◆ **Problem statement**: Set the listing down again in full, word for word, with the pictures left out.

Dataset items
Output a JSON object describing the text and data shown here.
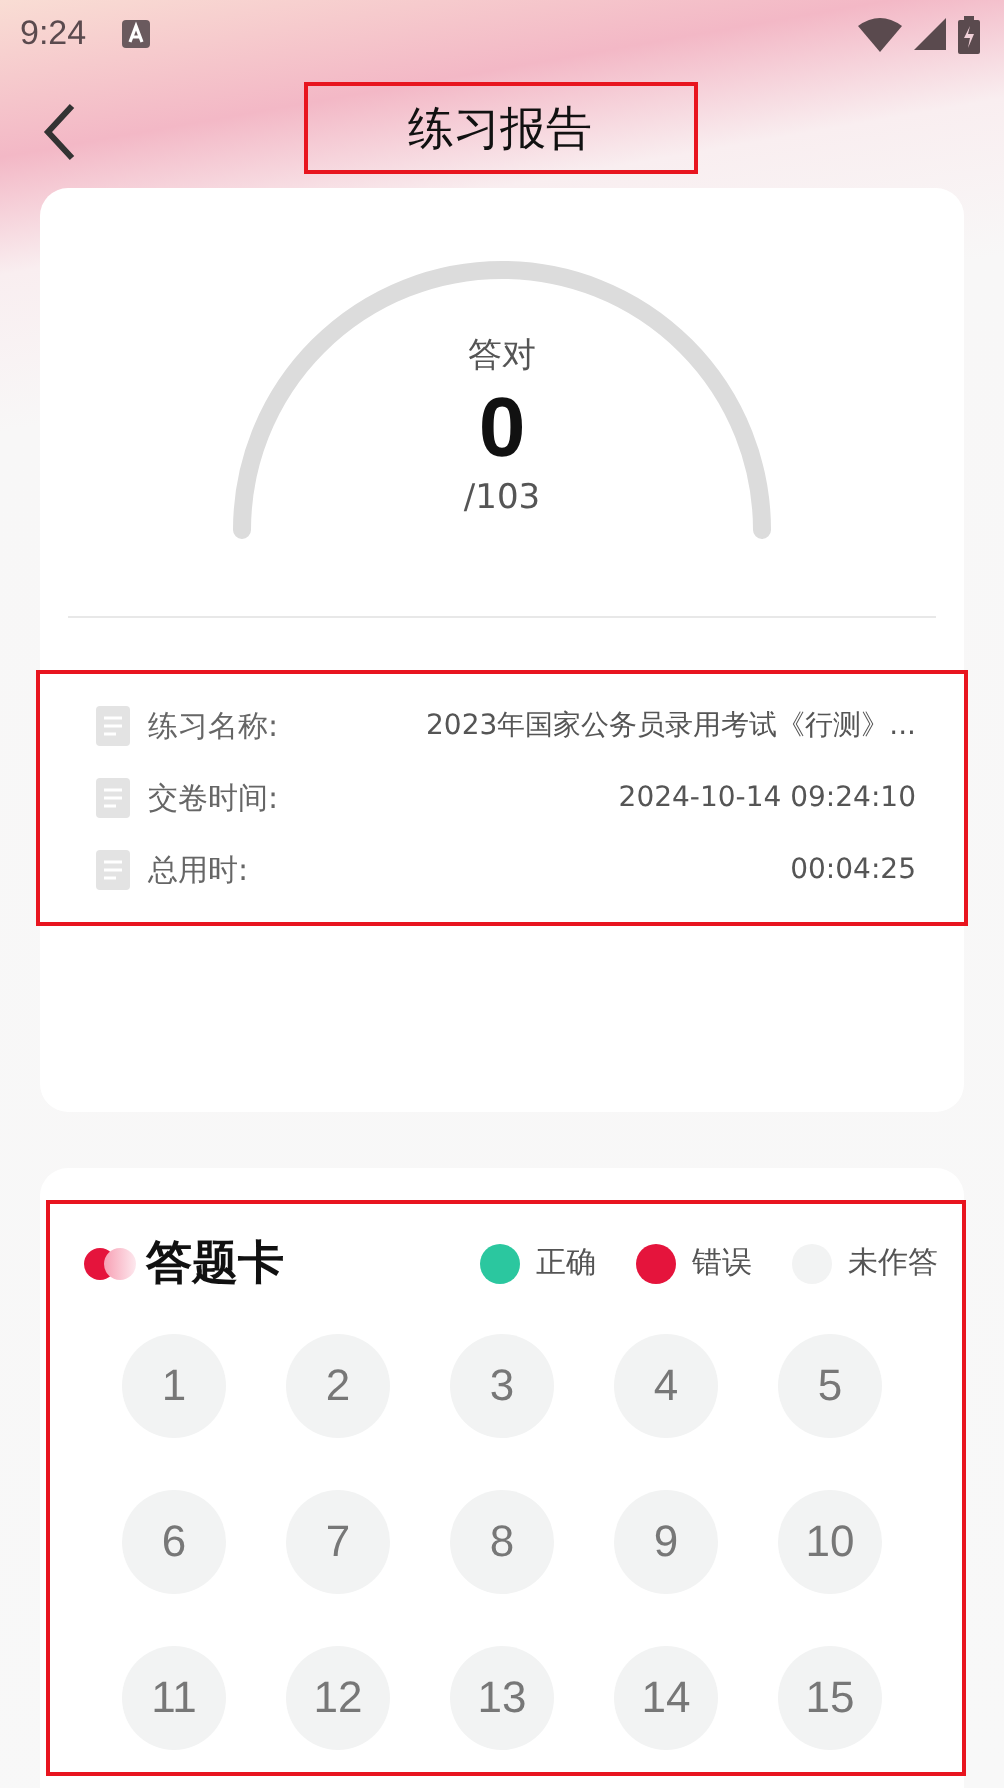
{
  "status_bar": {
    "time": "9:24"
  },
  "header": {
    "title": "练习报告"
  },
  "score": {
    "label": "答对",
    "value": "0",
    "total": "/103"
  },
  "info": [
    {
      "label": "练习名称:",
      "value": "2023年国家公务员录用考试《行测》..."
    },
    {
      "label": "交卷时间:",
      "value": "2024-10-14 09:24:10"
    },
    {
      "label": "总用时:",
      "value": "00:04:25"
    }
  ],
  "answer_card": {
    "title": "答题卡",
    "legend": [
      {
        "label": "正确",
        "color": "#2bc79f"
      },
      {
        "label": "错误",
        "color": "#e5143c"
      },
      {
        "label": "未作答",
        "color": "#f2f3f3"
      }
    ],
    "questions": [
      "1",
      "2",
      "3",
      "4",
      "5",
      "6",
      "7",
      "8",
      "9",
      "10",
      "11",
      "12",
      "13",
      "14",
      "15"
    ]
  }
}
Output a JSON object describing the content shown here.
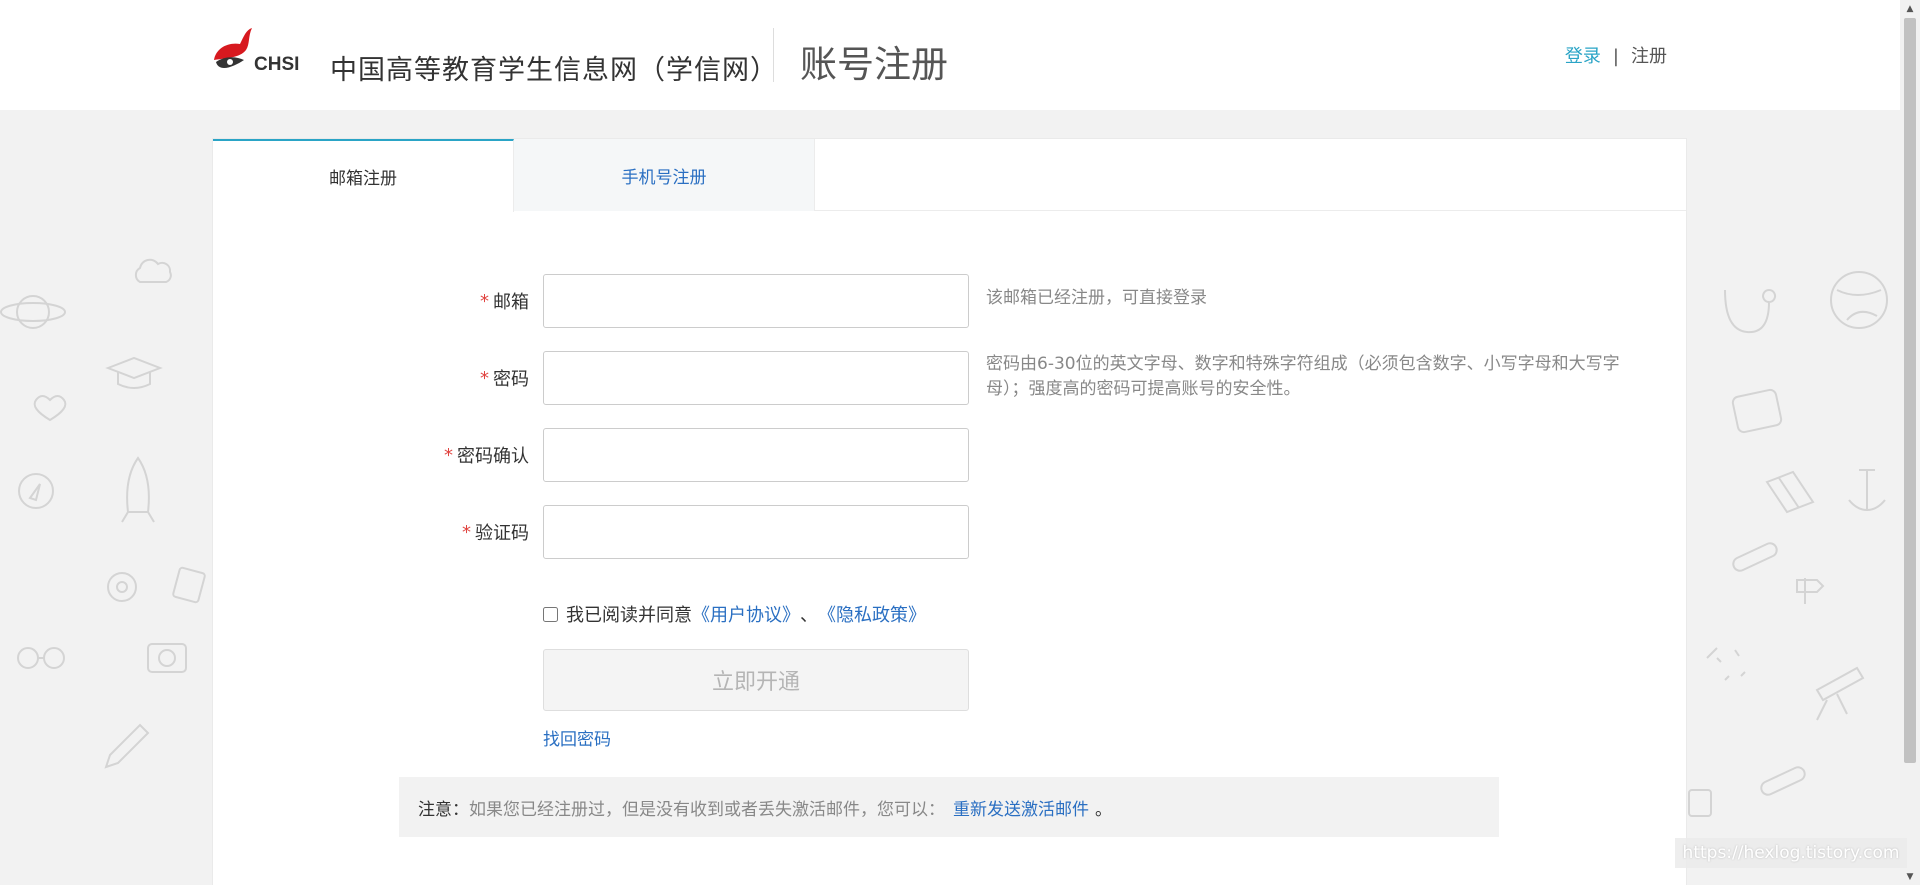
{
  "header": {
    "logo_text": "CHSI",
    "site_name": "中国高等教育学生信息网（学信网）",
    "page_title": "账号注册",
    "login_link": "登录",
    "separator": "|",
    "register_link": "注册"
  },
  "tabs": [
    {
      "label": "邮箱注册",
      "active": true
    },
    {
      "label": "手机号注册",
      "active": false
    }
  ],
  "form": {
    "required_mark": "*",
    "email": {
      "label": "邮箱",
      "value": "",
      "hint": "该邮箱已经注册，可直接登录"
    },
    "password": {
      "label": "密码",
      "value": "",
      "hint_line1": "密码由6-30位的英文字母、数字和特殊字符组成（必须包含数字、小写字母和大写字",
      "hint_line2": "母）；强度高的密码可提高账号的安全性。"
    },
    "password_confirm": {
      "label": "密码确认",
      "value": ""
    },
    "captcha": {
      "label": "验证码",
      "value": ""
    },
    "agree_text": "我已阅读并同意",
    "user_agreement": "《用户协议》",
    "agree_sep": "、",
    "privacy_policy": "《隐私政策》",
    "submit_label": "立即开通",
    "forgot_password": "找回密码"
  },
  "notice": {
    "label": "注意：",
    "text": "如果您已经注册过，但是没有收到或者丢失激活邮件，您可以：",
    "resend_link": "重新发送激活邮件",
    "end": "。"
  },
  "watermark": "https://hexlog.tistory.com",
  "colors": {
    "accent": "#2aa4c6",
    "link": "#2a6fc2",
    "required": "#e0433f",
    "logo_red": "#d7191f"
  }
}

◆ **Written reply**:
Output a JSON object describing the text and data shown here.
{
  "status_bar": {
    "time": "9:24"
  },
  "header": {
    "title": "练习报告"
  },
  "score": {
    "label": "答对",
    "value": "0",
    "total": "/103"
  },
  "info": [
    {
      "label": "练习名称:",
      "value": "2023年国家公务员录用考试《行测》..."
    },
    {
      "label": "交卷时间:",
      "value": "2024-10-14 09:24:10"
    },
    {
      "label": "总用时:",
      "value": "00:04:25"
    }
  ],
  "answer_card": {
    "title": "答题卡",
    "legend": [
      {
        "label": "正确",
        "color": "#2bc79f"
      },
      {
        "label": "错误",
        "color": "#e5143c"
      },
      {
        "label": "未作答",
        "color": "#f2f3f3"
      }
    ],
    "questions": [
      "1",
      "2",
      "3",
      "4",
      "5",
      "6",
      "7",
      "8",
      "9",
      "10",
      "11",
      "12",
      "13",
      "14",
      "15"
    ]
  }
}
Output a JSON object describing the content shown here.
{
  "header": {
    "logo_text": "CHSI",
    "site_name": "中国高等教育学生信息网（学信网）",
    "page_title": "账号注册",
    "login_link": "登录",
    "separator": "|",
    "register_link": "注册"
  },
  "tabs": [
    {
      "label": "邮箱注册",
      "active": true
    },
    {
      "label": "手机号注册",
      "active": false
    }
  ],
  "form": {
    "required_mark": "*",
    "email": {
      "label": "邮箱",
      "value": "",
      "hint": "该邮箱已经注册，可直接登录"
    },
    "password": {
      "label": "密码",
      "value": "",
      "hint_line1": "密码由6-30位的英文字母、数字和特殊字符组成（必须包含数字、小写字母和大写字",
      "hint_line2": "母）；强度高的密码可提高账号的安全性。"
    },
    "password_confirm": {
      "label": "密码确认",
      "value": ""
    },
    "captcha": {
      "label": "验证码",
      "value": ""
    },
    "agree_text": "我已阅读并同意",
    "user_agreement": "《用户协议》",
    "agree_sep": "、",
    "privacy_policy": "《隐私政策》",
    "submit_label": "立即开通",
    "forgot_password": "找回密码"
  },
  "notice": {
    "label": "注意：",
    "text": "如果您已经注册过，但是没有收到或者丢失激活邮件，您可以：",
    "resend_link": "重新发送激活邮件",
    "end": "。"
  },
  "watermark": "https://hexlog.tistory.com",
  "colors": {
    "accent": "#2aa4c6",
    "link": "#2a6fc2",
    "required": "#e0433f",
    "logo_red": "#d7191f"
  }
}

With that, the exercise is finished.